"""
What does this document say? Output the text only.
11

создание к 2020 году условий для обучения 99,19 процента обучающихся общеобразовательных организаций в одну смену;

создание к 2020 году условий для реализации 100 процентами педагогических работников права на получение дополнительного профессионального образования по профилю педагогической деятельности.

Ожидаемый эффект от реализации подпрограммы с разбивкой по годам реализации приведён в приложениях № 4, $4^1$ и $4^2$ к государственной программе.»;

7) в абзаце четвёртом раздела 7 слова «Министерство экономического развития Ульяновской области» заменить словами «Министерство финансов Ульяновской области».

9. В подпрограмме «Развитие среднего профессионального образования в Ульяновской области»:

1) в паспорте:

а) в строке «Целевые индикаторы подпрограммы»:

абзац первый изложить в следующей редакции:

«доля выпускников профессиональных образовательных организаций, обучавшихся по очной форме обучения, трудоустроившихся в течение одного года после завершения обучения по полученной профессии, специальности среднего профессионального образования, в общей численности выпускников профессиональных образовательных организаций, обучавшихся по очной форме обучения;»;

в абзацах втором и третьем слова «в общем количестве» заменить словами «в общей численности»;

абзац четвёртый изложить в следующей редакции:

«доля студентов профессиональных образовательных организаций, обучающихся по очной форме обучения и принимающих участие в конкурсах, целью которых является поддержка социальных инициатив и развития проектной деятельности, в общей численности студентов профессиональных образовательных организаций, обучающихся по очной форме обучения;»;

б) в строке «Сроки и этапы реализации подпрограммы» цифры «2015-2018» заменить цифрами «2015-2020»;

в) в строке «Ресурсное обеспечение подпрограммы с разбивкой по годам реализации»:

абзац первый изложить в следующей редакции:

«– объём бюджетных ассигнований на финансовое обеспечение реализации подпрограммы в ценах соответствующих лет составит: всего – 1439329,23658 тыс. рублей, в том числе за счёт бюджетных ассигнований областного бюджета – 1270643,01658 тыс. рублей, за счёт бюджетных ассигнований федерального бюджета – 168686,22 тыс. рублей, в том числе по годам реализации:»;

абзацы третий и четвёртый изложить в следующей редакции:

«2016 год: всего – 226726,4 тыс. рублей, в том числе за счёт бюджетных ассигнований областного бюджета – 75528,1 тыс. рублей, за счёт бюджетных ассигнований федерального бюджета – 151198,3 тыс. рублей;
"""
▶ _SET TASK_: Which lines hold the string "общей"? List them all.

▶ _WORKED SOLUTION_:
«доля выпускников профессиональных образовательных организаций, обучавшихся по очной форме обучения, трудоустроившихся в течение одного года после завершения обучения по полученной профессии, специальности среднего профессионального образования, в общей численности выпускников профессиональных образовательных организаций, обучавшихся по очной форме обучения;»;
в абзацах втором и третьем слова «в общем количестве» заменить словами «в общей численности»;
«доля студентов профессиональных образовательных организаций, обучающихся по очной форме обучения и принимающих участие в конкурсах, целью которых является поддержка социальных инициатив и развития проектной деятельности, в общей численности студентов профессиональных образовательных организаций, обучающихся по очной форме обучения;»;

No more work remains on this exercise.